Defibrillating Democracy
Rich Wilson & Claire Mellier | March 4, 2021 | Originally published for New Internationalist.
Rich Wilson and Claire Mellier explain how citizens’ assemblies have the potential to restart the beating heart of democracy.
Malawi Citizens’ Assembly member Daudi Amidu, a merchant trader, dances alongside fellow participants as they take a pause from considering ways to improve local spending rules in Salima South, Lake Malawi.
‘In this time of crisis, we face two particularly important choices. The first is between totalitarian surveillance and citizen empowerment. The second is between nationalist isolation and global solidarity,’ wrote Yuval Noah Harari as the first wave of Covid-19 lockdowns struck.
We’re guessing Yuval wasn’t thinking about citizens’ assemblies as he wrote that, but we believe these often under-the-radar democratic innovations provide a practical way for us to choose ‘citizen empowerment’ and ‘solidarity’. Here’s how.

Parts of the exercise ▸
a: From the article on citizens' assemblies, extract the passage starting with "Defibrillating Democracy" and going on through "Covid-19 lockdowns struck.".
b: Answer these questions from the article on citizens' assemblies:
(i) What is Daudi Amidu's occupation?
(ii) Where were the Malawi Citizens' Assembly participants considering ways to improve local spending rules?
(iii) For which publication was the article originally published?
c: Proceed with the article on citizens' assemblies from where it stops.

[Stored items]
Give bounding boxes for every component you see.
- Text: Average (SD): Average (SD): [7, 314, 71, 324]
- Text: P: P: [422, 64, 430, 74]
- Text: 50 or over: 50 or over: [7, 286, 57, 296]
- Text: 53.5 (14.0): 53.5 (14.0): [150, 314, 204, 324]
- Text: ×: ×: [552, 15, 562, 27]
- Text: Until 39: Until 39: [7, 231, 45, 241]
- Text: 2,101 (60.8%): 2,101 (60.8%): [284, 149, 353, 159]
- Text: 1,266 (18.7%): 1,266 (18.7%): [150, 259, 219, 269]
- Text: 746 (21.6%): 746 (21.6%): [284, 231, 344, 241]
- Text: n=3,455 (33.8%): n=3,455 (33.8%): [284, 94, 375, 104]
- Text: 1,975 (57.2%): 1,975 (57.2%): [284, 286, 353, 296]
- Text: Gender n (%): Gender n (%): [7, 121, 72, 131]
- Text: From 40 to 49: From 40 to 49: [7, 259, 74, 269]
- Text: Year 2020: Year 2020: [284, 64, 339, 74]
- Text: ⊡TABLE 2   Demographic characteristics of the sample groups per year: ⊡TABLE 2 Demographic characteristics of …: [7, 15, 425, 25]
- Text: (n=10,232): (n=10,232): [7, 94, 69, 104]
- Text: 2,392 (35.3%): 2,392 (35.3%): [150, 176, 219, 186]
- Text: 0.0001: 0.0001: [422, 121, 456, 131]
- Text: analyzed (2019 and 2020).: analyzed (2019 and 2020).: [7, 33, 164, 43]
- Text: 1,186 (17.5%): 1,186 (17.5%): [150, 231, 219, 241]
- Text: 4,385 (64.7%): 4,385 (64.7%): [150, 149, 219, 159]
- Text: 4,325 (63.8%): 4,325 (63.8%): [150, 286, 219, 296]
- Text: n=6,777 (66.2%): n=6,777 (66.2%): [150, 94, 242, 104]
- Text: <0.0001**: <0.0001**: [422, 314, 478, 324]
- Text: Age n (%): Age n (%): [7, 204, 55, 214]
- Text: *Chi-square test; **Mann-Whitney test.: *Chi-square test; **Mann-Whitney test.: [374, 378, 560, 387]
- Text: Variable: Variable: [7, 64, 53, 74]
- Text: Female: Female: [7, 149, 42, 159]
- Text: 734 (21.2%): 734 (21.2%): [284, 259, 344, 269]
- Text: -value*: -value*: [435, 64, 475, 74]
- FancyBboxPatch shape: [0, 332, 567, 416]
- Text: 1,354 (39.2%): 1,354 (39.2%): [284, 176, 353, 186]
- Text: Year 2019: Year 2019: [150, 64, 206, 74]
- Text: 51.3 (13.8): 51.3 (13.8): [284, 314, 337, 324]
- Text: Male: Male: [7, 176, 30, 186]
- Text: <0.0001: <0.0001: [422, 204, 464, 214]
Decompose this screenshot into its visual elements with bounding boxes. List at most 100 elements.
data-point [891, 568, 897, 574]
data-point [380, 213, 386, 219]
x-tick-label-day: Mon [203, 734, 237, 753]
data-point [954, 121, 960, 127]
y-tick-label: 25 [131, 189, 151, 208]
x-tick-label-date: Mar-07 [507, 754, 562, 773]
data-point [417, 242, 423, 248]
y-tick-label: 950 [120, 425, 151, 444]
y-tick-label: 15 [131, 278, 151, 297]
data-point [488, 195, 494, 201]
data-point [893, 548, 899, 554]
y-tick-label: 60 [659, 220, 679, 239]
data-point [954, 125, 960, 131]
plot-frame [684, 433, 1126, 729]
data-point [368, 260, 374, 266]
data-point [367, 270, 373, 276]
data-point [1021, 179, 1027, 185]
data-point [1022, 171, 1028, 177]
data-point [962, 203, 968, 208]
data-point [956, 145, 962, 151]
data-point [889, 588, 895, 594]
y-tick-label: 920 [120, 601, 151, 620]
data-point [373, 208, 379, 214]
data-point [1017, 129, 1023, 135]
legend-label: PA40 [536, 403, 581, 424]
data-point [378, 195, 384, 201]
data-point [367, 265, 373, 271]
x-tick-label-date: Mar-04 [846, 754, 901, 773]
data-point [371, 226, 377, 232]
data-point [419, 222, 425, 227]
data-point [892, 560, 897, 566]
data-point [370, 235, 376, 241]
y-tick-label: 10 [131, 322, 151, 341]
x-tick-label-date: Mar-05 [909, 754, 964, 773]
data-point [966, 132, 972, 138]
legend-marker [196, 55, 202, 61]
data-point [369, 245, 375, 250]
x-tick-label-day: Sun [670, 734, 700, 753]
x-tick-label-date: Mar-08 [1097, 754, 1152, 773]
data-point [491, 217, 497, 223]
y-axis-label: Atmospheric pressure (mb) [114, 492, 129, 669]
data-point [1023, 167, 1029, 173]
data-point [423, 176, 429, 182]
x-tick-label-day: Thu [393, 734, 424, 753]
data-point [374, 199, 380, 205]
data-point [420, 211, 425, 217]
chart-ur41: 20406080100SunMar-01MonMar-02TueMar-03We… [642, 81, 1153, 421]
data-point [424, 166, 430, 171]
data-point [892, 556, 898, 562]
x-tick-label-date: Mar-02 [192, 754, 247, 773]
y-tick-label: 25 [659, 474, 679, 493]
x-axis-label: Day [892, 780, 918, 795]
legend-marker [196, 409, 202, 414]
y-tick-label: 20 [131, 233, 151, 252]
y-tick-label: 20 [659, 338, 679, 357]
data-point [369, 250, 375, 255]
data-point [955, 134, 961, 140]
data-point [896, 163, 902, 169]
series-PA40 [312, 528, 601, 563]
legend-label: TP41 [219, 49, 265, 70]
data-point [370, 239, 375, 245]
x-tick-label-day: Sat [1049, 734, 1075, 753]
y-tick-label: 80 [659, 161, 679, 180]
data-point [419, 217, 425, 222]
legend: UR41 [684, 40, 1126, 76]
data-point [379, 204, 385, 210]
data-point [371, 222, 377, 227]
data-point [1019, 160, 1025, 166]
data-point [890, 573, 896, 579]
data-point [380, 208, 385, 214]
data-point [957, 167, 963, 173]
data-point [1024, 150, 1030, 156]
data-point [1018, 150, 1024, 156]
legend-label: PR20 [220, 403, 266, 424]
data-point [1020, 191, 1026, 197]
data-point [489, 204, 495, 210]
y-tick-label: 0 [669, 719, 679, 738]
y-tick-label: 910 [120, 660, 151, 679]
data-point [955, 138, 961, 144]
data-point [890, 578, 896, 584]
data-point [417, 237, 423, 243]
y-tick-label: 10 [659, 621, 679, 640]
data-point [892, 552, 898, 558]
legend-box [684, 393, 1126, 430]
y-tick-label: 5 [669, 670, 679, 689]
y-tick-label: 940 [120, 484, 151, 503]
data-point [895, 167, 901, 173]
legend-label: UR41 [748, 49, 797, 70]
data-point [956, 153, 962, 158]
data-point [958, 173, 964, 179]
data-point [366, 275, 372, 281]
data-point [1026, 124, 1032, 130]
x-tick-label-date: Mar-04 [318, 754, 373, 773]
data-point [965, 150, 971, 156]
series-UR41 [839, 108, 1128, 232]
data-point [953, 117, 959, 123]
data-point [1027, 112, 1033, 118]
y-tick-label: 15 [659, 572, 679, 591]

Set of answers ▸
a:
Defibrillating Democracy
Rich Wilson & Claire Mellier | March 4, 2021 | Originally published for New Internationalist.
Rich Wilson and Claire Mellier explain how citizens’ assemblies have the potential to restart the beating heart of democracy.
Malawi Citizens’ Assembly member Daudi Amidu, a merchant trader, dances alongside fellow participants as they take a pause from considering ways to improve local spending rules in Salima South, Lake Malawi.
‘In this time of crisis, we face two particularly important choices. The first is between totalitarian surveillance and citizen empowerment. The second is between nationalist isolation and global solidarity,’ wrote Yuval Noah Harari as the first wave of Covid-19 lockdowns struck.

b:
(i) He is a merchant trader.
(ii) In Salima South, Lake Malawi.
(iii) New Internationalist.

c:
In case you’ve not come across citizens’ assemblies, they are gatherings of people (usually 100-150), selected to be a true snapshot of the place in question (say, a country or city) based on demographic criteria such as gender, age, income and education level.
The citizens are selected by lot, as you would for jury service; and great efforts are made to ensure anyone can participate, such as paying for attendance, providing childcare and improving accessibility for people with disabilities. They usually meet over a number of weekends to discuss a controversial issue of public importance and come up with a set of recommendations for the way forward.
What’s remarkable about citizens’ assemblies is they tend to generate policies far more ambitious than those politicians come up with alone. For instance, the 2020 French climate assembly voted to make ‘ecocide’ crime a law, ban the rent of energy-inefficient housing and ensure all buildings meet strict new environmental standards. People also tend to trust citizens’ assemblies much more than they do politicians to act in the public interest.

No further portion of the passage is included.